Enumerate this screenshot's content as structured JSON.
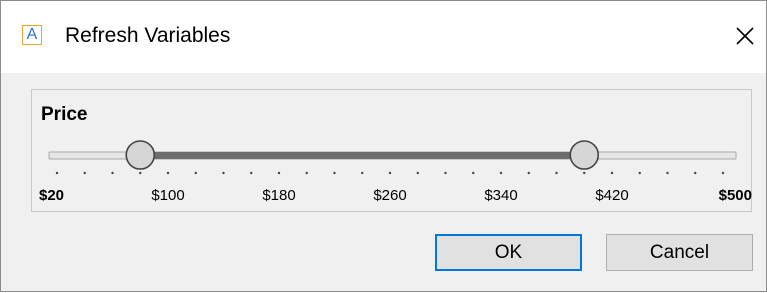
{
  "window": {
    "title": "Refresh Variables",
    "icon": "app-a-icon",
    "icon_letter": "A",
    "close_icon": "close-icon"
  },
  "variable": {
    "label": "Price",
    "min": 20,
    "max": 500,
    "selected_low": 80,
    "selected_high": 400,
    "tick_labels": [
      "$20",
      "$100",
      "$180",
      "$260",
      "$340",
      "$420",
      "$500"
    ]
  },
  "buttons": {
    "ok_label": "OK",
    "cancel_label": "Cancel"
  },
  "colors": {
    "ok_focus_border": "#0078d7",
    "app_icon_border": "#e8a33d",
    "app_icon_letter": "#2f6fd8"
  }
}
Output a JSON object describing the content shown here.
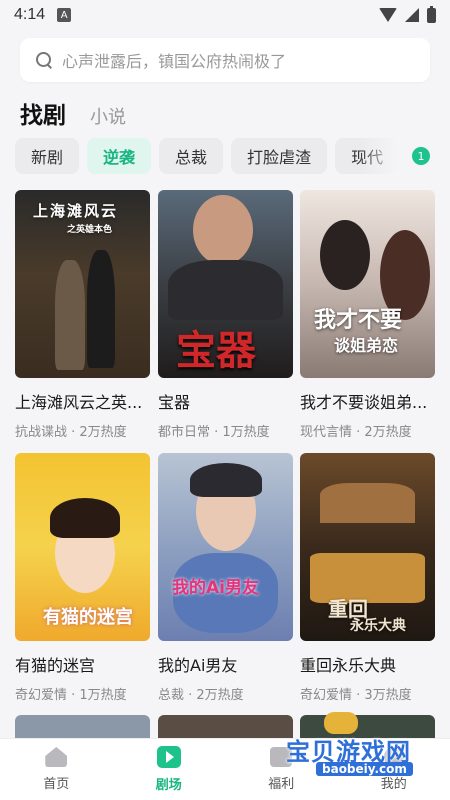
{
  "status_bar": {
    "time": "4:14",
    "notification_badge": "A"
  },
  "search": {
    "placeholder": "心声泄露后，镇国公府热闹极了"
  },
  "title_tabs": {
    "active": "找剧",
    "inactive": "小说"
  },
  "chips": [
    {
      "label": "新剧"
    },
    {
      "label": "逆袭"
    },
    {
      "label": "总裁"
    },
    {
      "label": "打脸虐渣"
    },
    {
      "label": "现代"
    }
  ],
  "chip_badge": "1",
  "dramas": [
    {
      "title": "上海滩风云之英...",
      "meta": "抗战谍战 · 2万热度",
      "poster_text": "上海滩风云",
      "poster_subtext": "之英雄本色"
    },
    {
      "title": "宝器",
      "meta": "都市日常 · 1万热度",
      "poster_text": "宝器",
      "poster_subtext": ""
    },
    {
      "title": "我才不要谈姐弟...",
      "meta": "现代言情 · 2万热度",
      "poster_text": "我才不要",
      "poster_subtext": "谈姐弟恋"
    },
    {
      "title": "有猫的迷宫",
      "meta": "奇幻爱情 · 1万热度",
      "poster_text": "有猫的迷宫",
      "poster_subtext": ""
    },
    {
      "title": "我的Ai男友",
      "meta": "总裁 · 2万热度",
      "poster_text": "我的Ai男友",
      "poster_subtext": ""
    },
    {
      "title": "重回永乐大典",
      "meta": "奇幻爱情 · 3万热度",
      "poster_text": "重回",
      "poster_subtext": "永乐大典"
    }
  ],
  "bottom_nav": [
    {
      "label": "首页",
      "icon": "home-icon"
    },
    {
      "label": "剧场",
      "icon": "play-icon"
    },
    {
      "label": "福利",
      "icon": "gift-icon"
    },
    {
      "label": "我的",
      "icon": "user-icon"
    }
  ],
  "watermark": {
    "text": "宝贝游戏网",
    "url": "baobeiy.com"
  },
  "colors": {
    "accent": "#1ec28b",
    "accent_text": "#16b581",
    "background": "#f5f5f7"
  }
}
● ● ● ● ●
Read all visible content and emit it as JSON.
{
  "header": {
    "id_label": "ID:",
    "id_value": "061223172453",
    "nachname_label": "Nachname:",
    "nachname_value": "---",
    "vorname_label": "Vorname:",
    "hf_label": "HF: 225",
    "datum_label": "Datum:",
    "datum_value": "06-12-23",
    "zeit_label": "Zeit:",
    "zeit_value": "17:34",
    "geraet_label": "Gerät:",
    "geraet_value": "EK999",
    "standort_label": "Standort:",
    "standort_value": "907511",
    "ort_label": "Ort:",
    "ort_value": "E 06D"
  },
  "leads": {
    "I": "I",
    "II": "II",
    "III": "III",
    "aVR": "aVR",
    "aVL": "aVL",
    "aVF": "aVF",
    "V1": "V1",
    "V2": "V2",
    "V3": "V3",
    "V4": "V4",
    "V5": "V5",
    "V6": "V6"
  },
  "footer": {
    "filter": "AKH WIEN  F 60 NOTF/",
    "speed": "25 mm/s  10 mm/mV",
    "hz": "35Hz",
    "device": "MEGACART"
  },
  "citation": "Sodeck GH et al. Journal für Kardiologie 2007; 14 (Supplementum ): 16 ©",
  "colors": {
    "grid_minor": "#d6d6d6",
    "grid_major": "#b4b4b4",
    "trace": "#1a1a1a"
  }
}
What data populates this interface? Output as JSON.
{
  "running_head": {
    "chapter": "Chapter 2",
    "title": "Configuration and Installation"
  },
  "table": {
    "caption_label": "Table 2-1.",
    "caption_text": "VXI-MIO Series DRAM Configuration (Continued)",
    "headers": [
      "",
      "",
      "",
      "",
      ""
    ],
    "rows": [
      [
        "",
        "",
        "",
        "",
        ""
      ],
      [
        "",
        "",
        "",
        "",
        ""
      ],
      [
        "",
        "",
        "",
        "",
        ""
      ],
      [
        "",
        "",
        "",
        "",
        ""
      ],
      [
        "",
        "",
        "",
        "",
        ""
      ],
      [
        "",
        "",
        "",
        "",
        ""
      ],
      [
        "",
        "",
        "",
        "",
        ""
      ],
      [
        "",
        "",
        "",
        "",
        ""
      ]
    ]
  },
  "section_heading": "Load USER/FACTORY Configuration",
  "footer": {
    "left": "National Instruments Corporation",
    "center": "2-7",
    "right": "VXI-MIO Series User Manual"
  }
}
● ● ● ● ●
What you have to do » Pull out each line of the listing that holds the string "Output".

Exercise answer »
Output a JSON object describing the content shown here.
What data populates this interface? Output as JSON.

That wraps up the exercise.